#### What to work on:
In the lines from the one containing "year-cell: 2034 bbox=[316, 1106, 361, 1158]" through the one containing "year-cell: 2062 bbox=[497, 1209, 542, 1261]", replace "watermark-text" with "overlay-text". Output only those lines and leave everything else in them unchanged.
** Start of Provided data **
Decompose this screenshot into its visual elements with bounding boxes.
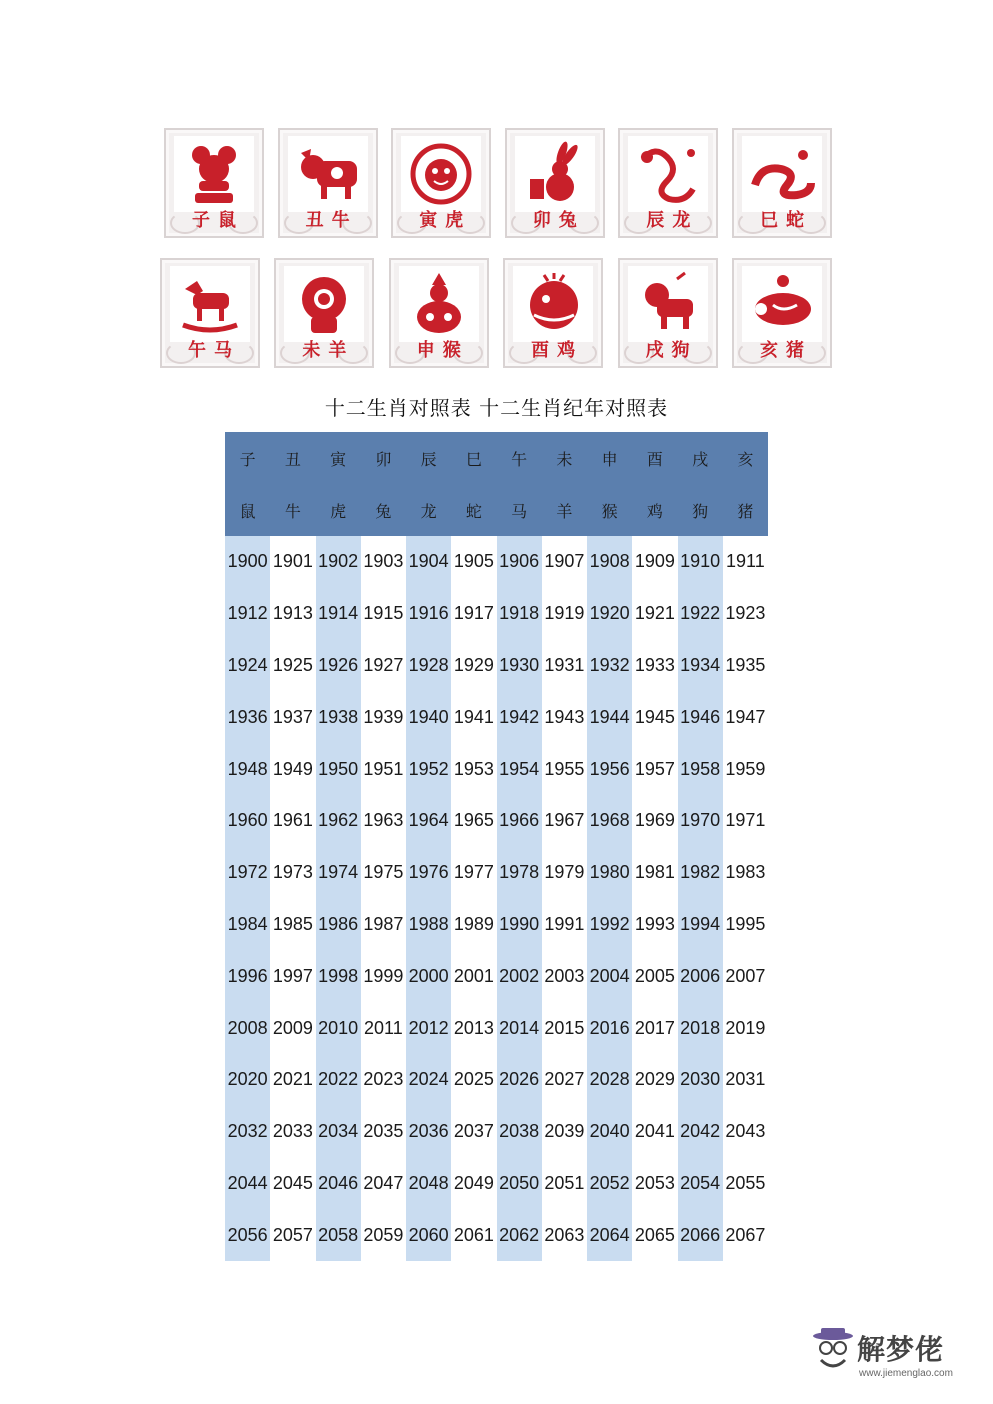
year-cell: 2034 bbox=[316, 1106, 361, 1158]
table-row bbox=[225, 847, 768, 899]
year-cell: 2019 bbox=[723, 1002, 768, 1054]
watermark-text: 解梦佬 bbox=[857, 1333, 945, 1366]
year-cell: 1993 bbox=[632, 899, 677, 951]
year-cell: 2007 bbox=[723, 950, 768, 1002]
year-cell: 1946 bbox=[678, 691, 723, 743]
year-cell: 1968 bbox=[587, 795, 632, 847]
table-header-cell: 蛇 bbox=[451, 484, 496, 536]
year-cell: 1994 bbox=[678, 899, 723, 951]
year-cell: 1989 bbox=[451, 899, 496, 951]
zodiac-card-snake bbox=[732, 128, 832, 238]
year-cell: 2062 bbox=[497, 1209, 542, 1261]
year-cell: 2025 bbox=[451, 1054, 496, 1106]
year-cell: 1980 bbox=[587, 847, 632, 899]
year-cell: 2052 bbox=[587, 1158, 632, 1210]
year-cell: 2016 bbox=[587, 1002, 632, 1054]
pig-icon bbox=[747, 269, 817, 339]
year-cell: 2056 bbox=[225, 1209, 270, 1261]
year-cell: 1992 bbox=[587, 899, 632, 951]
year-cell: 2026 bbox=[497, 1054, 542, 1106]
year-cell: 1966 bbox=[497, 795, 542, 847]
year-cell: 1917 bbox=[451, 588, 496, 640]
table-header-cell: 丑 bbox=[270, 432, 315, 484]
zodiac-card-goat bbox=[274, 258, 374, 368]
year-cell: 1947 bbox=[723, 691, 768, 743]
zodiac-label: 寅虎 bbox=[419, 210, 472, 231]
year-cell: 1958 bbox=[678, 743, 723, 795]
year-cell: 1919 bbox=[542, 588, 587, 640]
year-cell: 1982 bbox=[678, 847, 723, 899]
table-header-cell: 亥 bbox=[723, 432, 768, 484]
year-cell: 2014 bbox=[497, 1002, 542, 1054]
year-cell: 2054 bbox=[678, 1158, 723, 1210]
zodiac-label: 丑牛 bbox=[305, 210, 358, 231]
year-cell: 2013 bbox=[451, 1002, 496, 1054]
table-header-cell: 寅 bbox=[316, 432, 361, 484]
** End of Provided data **
#### Final answer:
year-cell: 2034 bbox=[316, 1106, 361, 1158]
table-row bbox=[225, 847, 768, 899]
year-cell: 2019 bbox=[723, 1002, 768, 1054]
overlay-text: 解梦佬 bbox=[857, 1333, 945, 1366]
year-cell: 1993 bbox=[632, 899, 677, 951]
year-cell: 2007 bbox=[723, 950, 768, 1002]
year-cell: 1946 bbox=[678, 691, 723, 743]
year-cell: 1968 bbox=[587, 795, 632, 847]
table-header-cell: 蛇 bbox=[451, 484, 496, 536]
year-cell: 1994 bbox=[678, 899, 723, 951]
year-cell: 1989 bbox=[451, 899, 496, 951]
zodiac-card-snake bbox=[732, 128, 832, 238]
year-cell: 2062 bbox=[497, 1209, 542, 1261]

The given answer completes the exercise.